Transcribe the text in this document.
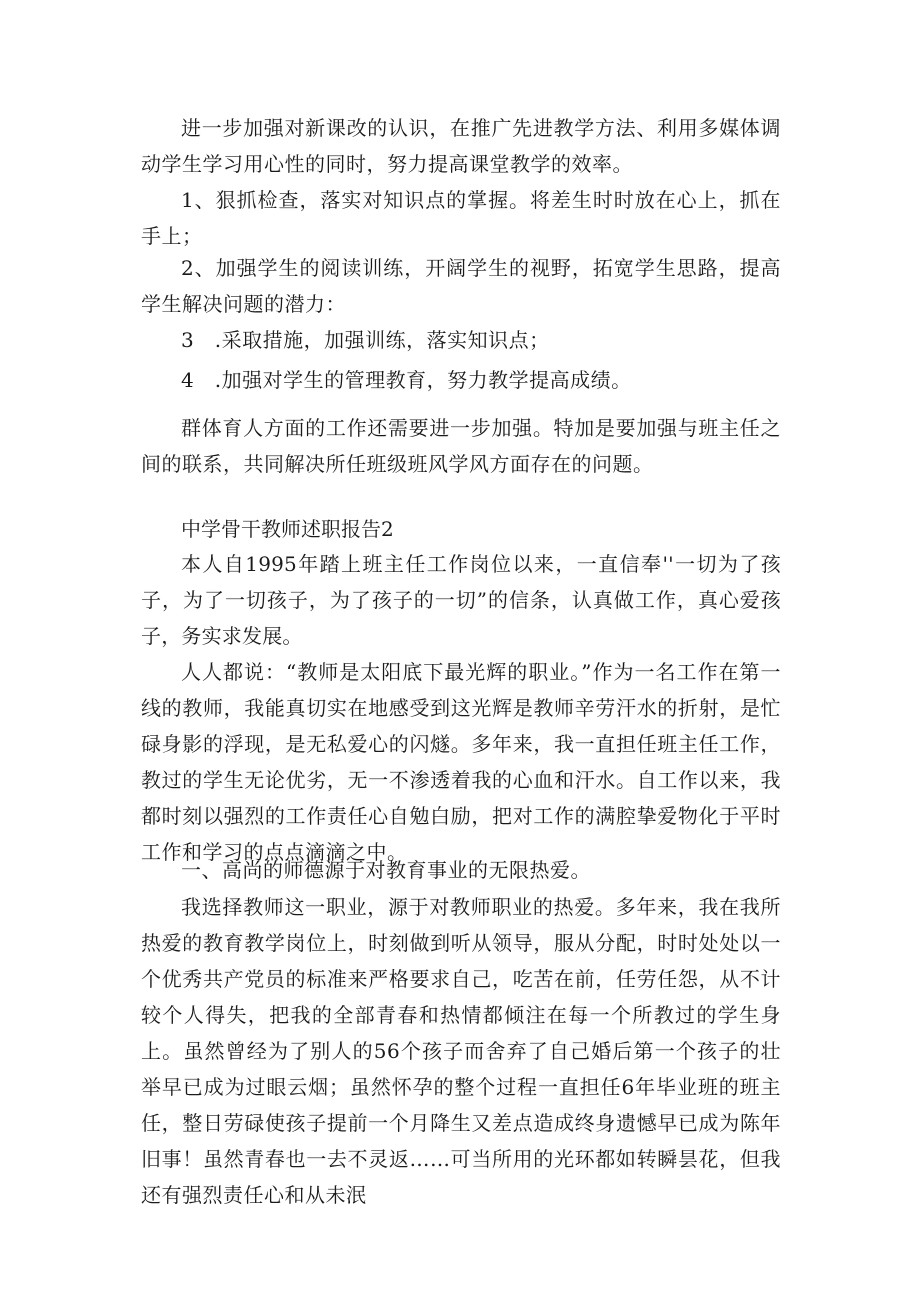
进一步加强对新课改的认识，在推广先进教学方法、利用多媒体调动学生学习用心性的同时，努力提高课堂教学的效率。

1、狠抓检查，落实对知识点的掌握。将差生时时放在心上，抓在手上；

2、加强学生的阅读训练，开阔学生的视野，拓宽学生思路，提高学生解决问题的潜力：

3　.采取措施，加强训练，落实知识点；

4　.加强对学生的管理教育，努力教学提高成绩。

群体育人方面的工作还需要进一步加强。特加是要加强与班主任之间的联系，共同解决所任班级班风学风方面存在的问题。

中学骨干教师述职报告2

本人自1995年踏上班主任工作岗位以来，一直信奉''一切为了孩子，为了一切孩子，为了孩子的一切”的信条，认真做工作，真心爱孩子，务实求发展。

人人都说：“教师是太阳底下最光辉的职业。”作为一名工作在第一线的教师，我能真切实在地感受到这光辉是教师辛劳汗水的折射，是忙碌身影的浮现，是无私爱心的闪燧。多年来，我一直担任班主任工作，教过的学生无论优劣，无一不渗透着我的心血和汗水。自工作以来，我都时刻以强烈的工作责任心自勉白励，把对工作的满腔挚爱物化于平时工作和学习的点点滴滴之中。

一、高尚的师德源于对教育事业的无限热爱。

我选择教师这一职业，源于对教师职业的热爱。多年来，我在我所热爱的教育教学岗位上，时刻做到听从领导，服从分配，时时处处以一个优秀共产党员的标准来严格要求自己，吃苦在前，任劳任怨，从不计较个人得失，把我的全部青春和热情都倾注在每一个所教过的学生身上。虽然曾经为了别人的56个孩子而舍弃了自己婚后第一个孩子的壮举早已成为过眼云烟；虽然怀孕的整个过程一直担任6年毕业班的班主任，整日劳碌使孩子提前一个月降生又差点造成终身遗憾早已成为陈年旧事！虽然青春也一去不灵返……可当所用的光环都如转瞬昙花，但我还有强烈责任心和从未泯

----

Repeat the full listing above exactly, with no pictures in the copy.

= Answer for the task =
Transcribe the text in this document.
进一步加强对新课改的认识，在推广先进教学方法、利用多媒体调动学生学习用心性的同时，努力提高课堂教学的效率。

1、狠抓检查，落实对知识点的掌握。将差生时时放在心上，抓在手上；

2、加强学生的阅读训练，开阔学生的视野，拓宽学生思路，提高学生解决问题的潜力：

3　.采取措施，加强训练，落实知识点；

4　.加强对学生的管理教育，努力教学提高成绩。

群体育人方面的工作还需要进一步加强。特加是要加强与班主任之间的联系，共同解决所任班级班风学风方面存在的问题。

中学骨干教师述职报告2

本人自1995年踏上班主任工作岗位以来，一直信奉''一切为了孩子，为了一切孩子，为了孩子的一切”的信条，认真做工作，真心爱孩子，务实求发展。

人人都说：“教师是太阳底下最光辉的职业。”作为一名工作在第一线的教师，我能真切实在地感受到这光辉是教师辛劳汗水的折射，是忙碌身影的浮现，是无私爱心的闪燧。多年来，我一直担任班主任工作，教过的学生无论优劣，无一不渗透着我的心血和汗水。自工作以来，我都时刻以强烈的工作责任心自勉白励，把对工作的满腔挚爱物化于平时工作和学习的点点滴滴之中。

一、高尚的师德源于对教育事业的无限热爱。

我选择教师这一职业，源于对教师职业的热爱。多年来，我在我所热爱的教育教学岗位上，时刻做到听从领导，服从分配，时时处处以一个优秀共产党员的标准来严格要求自己，吃苦在前，任劳任怨，从不计较个人得失，把我的全部青春和热情都倾注在每一个所教过的学生身上。虽然曾经为了别人的56个孩子而舍弃了自己婚后第一个孩子的壮举早已成为过眼云烟；虽然怀孕的整个过程一直担任6年毕业班的班主任，整日劳碌使孩子提前一个月降生又差点造成终身遗憾早已成为陈年旧事！虽然青春也一去不灵返……可当所用的光环都如转瞬昙花，但我还有强烈责任心和从未泯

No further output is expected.